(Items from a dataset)

****************************************

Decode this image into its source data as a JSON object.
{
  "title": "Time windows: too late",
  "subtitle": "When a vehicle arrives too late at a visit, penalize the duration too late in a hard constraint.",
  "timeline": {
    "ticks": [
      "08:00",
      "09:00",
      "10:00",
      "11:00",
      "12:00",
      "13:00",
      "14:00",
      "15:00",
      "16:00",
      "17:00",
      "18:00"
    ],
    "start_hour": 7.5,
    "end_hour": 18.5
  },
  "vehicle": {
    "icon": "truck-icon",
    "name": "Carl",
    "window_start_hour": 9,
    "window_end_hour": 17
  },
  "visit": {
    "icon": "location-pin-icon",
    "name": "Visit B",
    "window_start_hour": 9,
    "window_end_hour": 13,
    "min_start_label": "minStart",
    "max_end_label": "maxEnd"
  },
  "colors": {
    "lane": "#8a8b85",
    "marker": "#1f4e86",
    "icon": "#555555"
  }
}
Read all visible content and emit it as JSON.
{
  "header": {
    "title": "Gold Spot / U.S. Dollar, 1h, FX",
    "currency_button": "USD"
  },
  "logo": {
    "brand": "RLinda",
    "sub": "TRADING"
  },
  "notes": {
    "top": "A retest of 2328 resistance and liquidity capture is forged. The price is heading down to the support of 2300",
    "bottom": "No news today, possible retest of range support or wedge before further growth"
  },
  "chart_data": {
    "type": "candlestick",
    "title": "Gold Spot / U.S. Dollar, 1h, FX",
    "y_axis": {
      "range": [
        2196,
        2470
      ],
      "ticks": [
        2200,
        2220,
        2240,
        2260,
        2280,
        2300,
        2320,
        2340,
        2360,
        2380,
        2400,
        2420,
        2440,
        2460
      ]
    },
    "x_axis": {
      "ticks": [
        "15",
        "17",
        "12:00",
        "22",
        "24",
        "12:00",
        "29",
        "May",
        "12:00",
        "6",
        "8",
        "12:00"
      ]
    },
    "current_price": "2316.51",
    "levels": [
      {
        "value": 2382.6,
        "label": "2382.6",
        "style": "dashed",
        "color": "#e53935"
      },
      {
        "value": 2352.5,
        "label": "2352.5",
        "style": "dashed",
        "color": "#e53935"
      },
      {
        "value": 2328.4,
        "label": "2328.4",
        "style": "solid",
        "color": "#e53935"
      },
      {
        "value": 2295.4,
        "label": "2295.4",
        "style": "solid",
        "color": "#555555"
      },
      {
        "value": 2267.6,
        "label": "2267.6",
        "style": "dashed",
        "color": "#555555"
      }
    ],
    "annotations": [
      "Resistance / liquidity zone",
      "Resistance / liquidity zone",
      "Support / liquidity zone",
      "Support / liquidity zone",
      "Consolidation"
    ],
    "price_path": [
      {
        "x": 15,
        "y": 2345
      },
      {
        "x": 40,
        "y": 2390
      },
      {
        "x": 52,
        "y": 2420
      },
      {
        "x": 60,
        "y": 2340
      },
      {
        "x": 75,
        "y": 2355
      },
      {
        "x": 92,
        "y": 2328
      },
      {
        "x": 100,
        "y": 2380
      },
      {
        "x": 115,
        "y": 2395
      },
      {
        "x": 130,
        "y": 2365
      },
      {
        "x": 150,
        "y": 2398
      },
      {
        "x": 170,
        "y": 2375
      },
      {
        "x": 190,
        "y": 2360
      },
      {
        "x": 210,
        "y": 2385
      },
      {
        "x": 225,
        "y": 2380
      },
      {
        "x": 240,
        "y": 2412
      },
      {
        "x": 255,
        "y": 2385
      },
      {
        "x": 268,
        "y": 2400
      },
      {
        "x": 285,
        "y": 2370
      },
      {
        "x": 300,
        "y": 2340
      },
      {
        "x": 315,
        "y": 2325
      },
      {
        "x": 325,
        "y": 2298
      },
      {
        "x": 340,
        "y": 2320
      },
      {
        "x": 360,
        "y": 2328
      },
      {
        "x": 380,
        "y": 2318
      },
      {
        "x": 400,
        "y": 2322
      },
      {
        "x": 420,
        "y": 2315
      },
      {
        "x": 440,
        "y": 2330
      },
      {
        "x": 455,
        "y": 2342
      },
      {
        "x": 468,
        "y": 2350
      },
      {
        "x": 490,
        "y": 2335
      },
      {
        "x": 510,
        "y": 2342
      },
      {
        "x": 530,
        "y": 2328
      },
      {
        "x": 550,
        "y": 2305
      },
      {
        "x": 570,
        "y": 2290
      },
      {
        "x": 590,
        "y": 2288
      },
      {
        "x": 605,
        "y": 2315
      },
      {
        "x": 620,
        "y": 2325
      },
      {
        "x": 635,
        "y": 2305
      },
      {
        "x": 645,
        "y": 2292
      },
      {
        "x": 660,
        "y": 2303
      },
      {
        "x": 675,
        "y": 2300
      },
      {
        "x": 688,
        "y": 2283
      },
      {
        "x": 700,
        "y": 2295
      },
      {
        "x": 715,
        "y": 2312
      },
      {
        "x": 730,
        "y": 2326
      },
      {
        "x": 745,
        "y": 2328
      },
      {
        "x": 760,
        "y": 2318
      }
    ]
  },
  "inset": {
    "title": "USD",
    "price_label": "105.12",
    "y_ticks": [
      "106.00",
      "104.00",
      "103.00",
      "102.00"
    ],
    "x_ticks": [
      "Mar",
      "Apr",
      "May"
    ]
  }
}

****************************************

### GOAL OF THE EXERCISE
Reproduce each entry word for word.

### THE RESPONSE
Decode this image into its source data as a JSON object.
{
  "title": "Time windows: too late",
  "subtitle": "When a vehicle arrives too late at a visit, penalize the duration too late in a hard constraint.",
  "timeline": {
    "ticks": [
      "08:00",
      "09:00",
      "10:00",
      "11:00",
      "12:00",
      "13:00",
      "14:00",
      "15:00",
      "16:00",
      "17:00",
      "18:00"
    ],
    "start_hour": 7.5,
    "end_hour": 18.5
  },
  "vehicle": {
    "icon": "truck-icon",
    "name": "Carl",
    "window_start_hour": 9,
    "window_end_hour": 17
  },
  "visit": {
    "icon": "location-pin-icon",
    "name": "Visit B",
    "window_start_hour": 9,
    "window_end_hour": 13,
    "min_start_label": "minStart",
    "max_end_label": "maxEnd"
  },
  "colors": {
    "lane": "#8a8b85",
    "marker": "#1f4e86",
    "icon": "#555555"
  }
}
Read all visible content and emit it as JSON.
{
  "header": {
    "title": "Gold Spot / U.S. Dollar, 1h, FX",
    "currency_button": "USD"
  },
  "logo": {
    "brand": "RLinda",
    "sub": "TRADING"
  },
  "notes": {
    "top": "A retest of 2328 resistance and liquidity capture is forged. The price is heading down to the support of 2300",
    "bottom": "No news today, possible retest of range support or wedge before further growth"
  },
  "chart_data": {
    "type": "candlestick",
    "title": "Gold Spot / U.S. Dollar, 1h, FX",
    "y_axis": {
      "range": [
        2196,
        2470
      ],
      "ticks": [
        2200,
        2220,
        2240,
        2260,
        2280,
        2300,
        2320,
        2340,
        2360,
        2380,
        2400,
        2420,
        2440,
        2460
      ]
    },
    "x_axis": {
      "ticks": [
        "15",
        "17",
        "12:00",
        "22",
        "24",
        "12:00",
        "29",
        "May",
        "12:00",
        "6",
        "8",
        "12:00"
      ]
    },
    "current_price": "2316.51",
    "levels": [
      {
        "value": 2382.6,
        "label": "2382.6",
        "style": "dashed",
        "color": "#e53935"
      },
      {
        "value": 2352.5,
        "label": "2352.5",
        "style": "dashed",
        "color": "#e53935"
      },
      {
        "value": 2328.4,
        "label": "2328.4",
        "style": "solid",
        "color": "#e53935"
      },
      {
        "value": 2295.4,
        "label": "2295.4",
        "style": "solid",
        "color": "#555555"
      },
      {
        "value": 2267.6,
        "label": "2267.6",
        "style": "dashed",
        "color": "#555555"
      }
    ],
    "annotations": [
      "Resistance / liquidity zone",
      "Resistance / liquidity zone",
      "Support / liquidity zone",
      "Support / liquidity zone",
      "Consolidation"
    ],
    "price_path": [
      {
        "x": 15,
        "y": 2345
      },
      {
        "x": 40,
        "y": 2390
      },
      {
        "x": 52,
        "y": 2420
      },
      {
        "x": 60,
        "y": 2340
      },
      {
        "x": 75,
        "y": 2355
      },
      {
        "x": 92,
        "y": 2328
      },
      {
        "x": 100,
        "y": 2380
      },
      {
        "x": 115,
        "y": 2395
      },
      {
        "x": 130,
        "y": 2365
      },
      {
        "x": 150,
        "y": 2398
      },
      {
        "x": 170,
        "y": 2375
      },
      {
        "x": 190,
        "y": 2360
      },
      {
        "x": 210,
        "y": 2385
      },
      {
        "x": 225,
        "y": 2380
      },
      {
        "x": 240,
        "y": 2412
      },
      {
        "x": 255,
        "y": 2385
      },
      {
        "x": 268,
        "y": 2400
      },
      {
        "x": 285,
        "y": 2370
      },
      {
        "x": 300,
        "y": 2340
      },
      {
        "x": 315,
        "y": 2325
      },
      {
        "x": 325,
        "y": 2298
      },
      {
        "x": 340,
        "y": 2320
      },
      {
        "x": 360,
        "y": 2328
      },
      {
        "x": 380,
        "y": 2318
      },
      {
        "x": 400,
        "y": 2322
      },
      {
        "x": 420,
        "y": 2315
      },
      {
        "x": 440,
        "y": 2330
      },
      {
        "x": 455,
        "y": 2342
      },
      {
        "x": 468,
        "y": 2350
      },
      {
        "x": 490,
        "y": 2335
      },
      {
        "x": 510,
        "y": 2342
      },
      {
        "x": 530,
        "y": 2328
      },
      {
        "x": 550,
        "y": 2305
      },
      {
        "x": 570,
        "y": 2290
      },
      {
        "x": 590,
        "y": 2288
      },
      {
        "x": 605,
        "y": 2315
      },
      {
        "x": 620,
        "y": 2325
      },
      {
        "x": 635,
        "y": 2305
      },
      {
        "x": 645,
        "y": 2292
      },
      {
        "x": 660,
        "y": 2303
      },
      {
        "x": 675,
        "y": 2300
      },
      {
        "x": 688,
        "y": 2283
      },
      {
        "x": 700,
        "y": 2295
      },
      {
        "x": 715,
        "y": 2312
      },
      {
        "x": 730,
        "y": 2326
      },
      {
        "x": 745,
        "y": 2328
      },
      {
        "x": 760,
        "y": 2318
      }
    ]
  },
  "inset": {
    "title": "USD",
    "price_label": "105.12",
    "y_ticks": [
      "106.00",
      "104.00",
      "103.00",
      "102.00"
    ],
    "x_ticks": [
      "Mar",
      "Apr",
      "May"
    ]
  }
}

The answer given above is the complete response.